### Problem requirements
Each entry must be given again exactly; images do not belong in the copy.

### Material provided
──────────

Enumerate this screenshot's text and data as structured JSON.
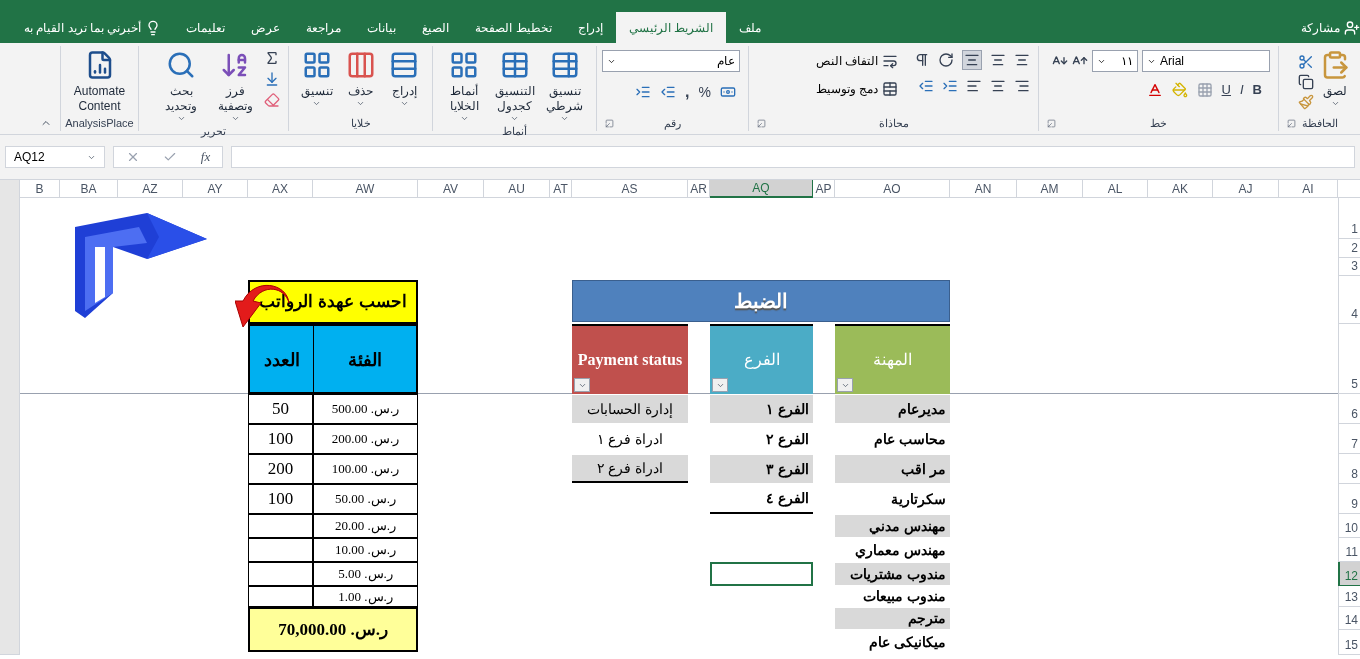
{
  "ribbon_tabs": [
    {
      "label": "ملف",
      "selected": false
    },
    {
      "label": "الشريط الرئيسي",
      "selected": true
    },
    {
      "label": "إدراج",
      "selected": false
    },
    {
      "label": "تخطيط الصفحة",
      "selected": false
    },
    {
      "label": "الصيغ",
      "selected": false
    },
    {
      "label": "بيانات",
      "selected": false
    },
    {
      "label": "مراجعة",
      "selected": false
    },
    {
      "label": "عرض",
      "selected": false
    },
    {
      "label": "تعليمات",
      "selected": false
    }
  ],
  "tell_me": "أخبرني بما تريد القيام به",
  "share": "مشاركة",
  "clipboard": {
    "label": "الحافظة",
    "paste": "لصق"
  },
  "font": {
    "label": "خط",
    "name": "Arial",
    "size": "١١",
    "bold": "B",
    "italic": "I",
    "underline": "U"
  },
  "alignment": {
    "label": "محاذاة",
    "wrap": "التفاف النص",
    "merge": "دمج وتوسيط"
  },
  "number": {
    "label": "رقم",
    "format": "عام",
    "percent": "%",
    "comma": ","
  },
  "styles": {
    "label": "أنماط",
    "buttons": [
      "تنسيق شرطي",
      "التنسيق كجدول",
      "أنماط الخلايا"
    ]
  },
  "cells": {
    "label": "خلايا",
    "buttons": [
      "إدراج",
      "حذف",
      "تنسيق"
    ]
  },
  "editing": {
    "label": "تحرير",
    "buttons": [
      "فرز وتصفية",
      "بحث وتحديد"
    ]
  },
  "addin": {
    "label": "AnalysisPlace",
    "button": "Automate Content"
  },
  "formula_bar": {
    "name_box": "AQ12",
    "fx": "fx"
  },
  "columns": [
    {
      "label": "AI",
      "selected": false
    },
    {
      "label": "AJ",
      "selected": false
    },
    {
      "label": "AK",
      "selected": false
    },
    {
      "label": "AL",
      "selected": false
    },
    {
      "label": "AM",
      "selected": false
    },
    {
      "label": "AN",
      "selected": false
    },
    {
      "label": "AO",
      "selected": false
    },
    {
      "label": "AP",
      "selected": false
    },
    {
      "label": "AQ",
      "selected": true
    },
    {
      "label": "AR",
      "selected": false
    },
    {
      "label": "AS",
      "selected": false
    },
    {
      "label": "AT",
      "selected": false
    },
    {
      "label": "AU",
      "selected": false
    },
    {
      "label": "AV",
      "selected": false
    },
    {
      "label": "AW",
      "selected": false
    },
    {
      "label": "AX",
      "selected": false
    },
    {
      "label": "AY",
      "selected": false
    },
    {
      "label": "AZ",
      "selected": false
    },
    {
      "label": "BA",
      "selected": false
    },
    {
      "label": "B",
      "selected": false
    }
  ],
  "rows": [
    {
      "label": "1",
      "selected": false
    },
    {
      "label": "2",
      "selected": false
    },
    {
      "label": "3",
      "selected": false
    },
    {
      "label": "4",
      "selected": false
    },
    {
      "label": "5",
      "selected": false
    },
    {
      "label": "6",
      "selected": false
    },
    {
      "label": "7",
      "selected": false
    },
    {
      "label": "8",
      "selected": false
    },
    {
      "label": "9",
      "selected": false
    },
    {
      "label": "10",
      "selected": false
    },
    {
      "label": "11",
      "selected": false
    },
    {
      "label": "12",
      "selected": true
    },
    {
      "label": "13",
      "selected": false
    },
    {
      "label": "14",
      "selected": false
    },
    {
      "label": "15",
      "selected": false
    }
  ],
  "payroll": {
    "title": "احسب عهدة الرواتب",
    "headers": [
      "الفئة",
      "العدد"
    ],
    "rows": [
      {
        "denomination": "ر.س. 500.00",
        "count": "50"
      },
      {
        "denomination": "ر.س. 200.00",
        "count": "100"
      },
      {
        "denomination": "ر.س. 100.00",
        "count": "200"
      },
      {
        "denomination": "ر.س. 50.00",
        "count": "100"
      },
      {
        "denomination": "ر.س. 20.00"
      },
      {
        "denomination": "ر.س. 10.00"
      },
      {
        "denomination": "ر.س. 5.00"
      },
      {
        "denomination": "ر.س. 1.00"
      }
    ],
    "total": "ر.س. 70,000.00"
  },
  "control": {
    "title": "الضبط",
    "tables": [
      {
        "header": "المهنة",
        "color": "#9bbb59",
        "items": [
          "مديرعام",
          "محاسب عام",
          "مر اقب",
          "سكرتارية",
          "مهندس مدني",
          "مهندس معماري",
          "مندوب مشتريات",
          "مندوب مبيعات",
          "مترجم",
          "ميكانيكى عام"
        ]
      },
      {
        "header": "الفرع",
        "color": "#4bacc6",
        "items": [
          "الفرع ١",
          "الفرع ٢",
          "الفرع ٣",
          "الفرع ٤"
        ]
      },
      {
        "header": "Payment status",
        "color": "#c0504d",
        "items": [
          "إدارة الحسابات",
          "ادراة فرع ١",
          "ادراة فرع ٢"
        ]
      }
    ]
  }
}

──────────

### Exercise response
Enumerate this screenshot's text and data as structured JSON.
{
  "ribbon_tabs": [
    {
      "label": "ملف",
      "selected": false
    },
    {
      "label": "الشريط الرئيسي",
      "selected": true
    },
    {
      "label": "إدراج",
      "selected": false
    },
    {
      "label": "تخطيط الصفحة",
      "selected": false
    },
    {
      "label": "الصيغ",
      "selected": false
    },
    {
      "label": "بيانات",
      "selected": false
    },
    {
      "label": "مراجعة",
      "selected": false
    },
    {
      "label": "عرض",
      "selected": false
    },
    {
      "label": "تعليمات",
      "selected": false
    }
  ],
  "tell_me": "أخبرني بما تريد القيام به",
  "share": "مشاركة",
  "clipboard": {
    "label": "الحافظة",
    "paste": "لصق"
  },
  "font": {
    "label": "خط",
    "name": "Arial",
    "size": "١١",
    "bold": "B",
    "italic": "I",
    "underline": "U"
  },
  "alignment": {
    "label": "محاذاة",
    "wrap": "التفاف النص",
    "merge": "دمج وتوسيط"
  },
  "number": {
    "label": "رقم",
    "format": "عام",
    "percent": "%",
    "comma": ","
  },
  "styles": {
    "label": "أنماط",
    "buttons": [
      "تنسيق شرطي",
      "التنسيق كجدول",
      "أنماط الخلايا"
    ]
  },
  "cells": {
    "label": "خلايا",
    "buttons": [
      "إدراج",
      "حذف",
      "تنسيق"
    ]
  },
  "editing": {
    "label": "تحرير",
    "buttons": [
      "فرز وتصفية",
      "بحث وتحديد"
    ]
  },
  "addin": {
    "label": "AnalysisPlace",
    "button": "Automate Content"
  },
  "formula_bar": {
    "name_box": "AQ12",
    "fx": "fx"
  },
  "columns": [
    {
      "label": "AI",
      "selected": false
    },
    {
      "label": "AJ",
      "selected": false
    },
    {
      "label": "AK",
      "selected": false
    },
    {
      "label": "AL",
      "selected": false
    },
    {
      "label": "AM",
      "selected": false
    },
    {
      "label": "AN",
      "selected": false
    },
    {
      "label": "AO",
      "selected": false
    },
    {
      "label": "AP",
      "selected": false
    },
    {
      "label": "AQ",
      "selected": true
    },
    {
      "label": "AR",
      "selected": false
    },
    {
      "label": "AS",
      "selected": false
    },
    {
      "label": "AT",
      "selected": false
    },
    {
      "label": "AU",
      "selected": false
    },
    {
      "label": "AV",
      "selected": false
    },
    {
      "label": "AW",
      "selected": false
    },
    {
      "label": "AX",
      "selected": false
    },
    {
      "label": "AY",
      "selected": false
    },
    {
      "label": "AZ",
      "selected": false
    },
    {
      "label": "BA",
      "selected": false
    },
    {
      "label": "B",
      "selected": false
    }
  ],
  "rows": [
    {
      "label": "1",
      "selected": false
    },
    {
      "label": "2",
      "selected": false
    },
    {
      "label": "3",
      "selected": false
    },
    {
      "label": "4",
      "selected": false
    },
    {
      "label": "5",
      "selected": false
    },
    {
      "label": "6",
      "selected": false
    },
    {
      "label": "7",
      "selected": false
    },
    {
      "label": "8",
      "selected": false
    },
    {
      "label": "9",
      "selected": false
    },
    {
      "label": "10",
      "selected": false
    },
    {
      "label": "11",
      "selected": false
    },
    {
      "label": "12",
      "selected": true
    },
    {
      "label": "13",
      "selected": false
    },
    {
      "label": "14",
      "selected": false
    },
    {
      "label": "15",
      "selected": false
    }
  ],
  "payroll": {
    "title": "احسب عهدة الرواتب",
    "headers": [
      "الفئة",
      "العدد"
    ],
    "rows": [
      {
        "denomination": "ر.س. 500.00",
        "count": "50"
      },
      {
        "denomination": "ر.س. 200.00",
        "count": "100"
      },
      {
        "denomination": "ر.س. 100.00",
        "count": "200"
      },
      {
        "denomination": "ر.س. 50.00",
        "count": "100"
      },
      {
        "denomination": "ر.س. 20.00"
      },
      {
        "denomination": "ر.س. 10.00"
      },
      {
        "denomination": "ر.س. 5.00"
      },
      {
        "denomination": "ر.س. 1.00"
      }
    ],
    "total": "ر.س. 70,000.00"
  },
  "control": {
    "title": "الضبط",
    "tables": [
      {
        "header": "المهنة",
        "color": "#9bbb59",
        "items": [
          "مديرعام",
          "محاسب عام",
          "مر اقب",
          "سكرتارية",
          "مهندس مدني",
          "مهندس معماري",
          "مندوب مشتريات",
          "مندوب مبيعات",
          "مترجم",
          "ميكانيكى عام"
        ]
      },
      {
        "header": "الفرع",
        "color": "#4bacc6",
        "items": [
          "الفرع ١",
          "الفرع ٢",
          "الفرع ٣",
          "الفرع ٤"
        ]
      },
      {
        "header": "Payment status",
        "color": "#c0504d",
        "items": [
          "إدارة الحسابات",
          "ادراة فرع ١",
          "ادراة فرع ٢"
        ]
      }
    ]
  }
}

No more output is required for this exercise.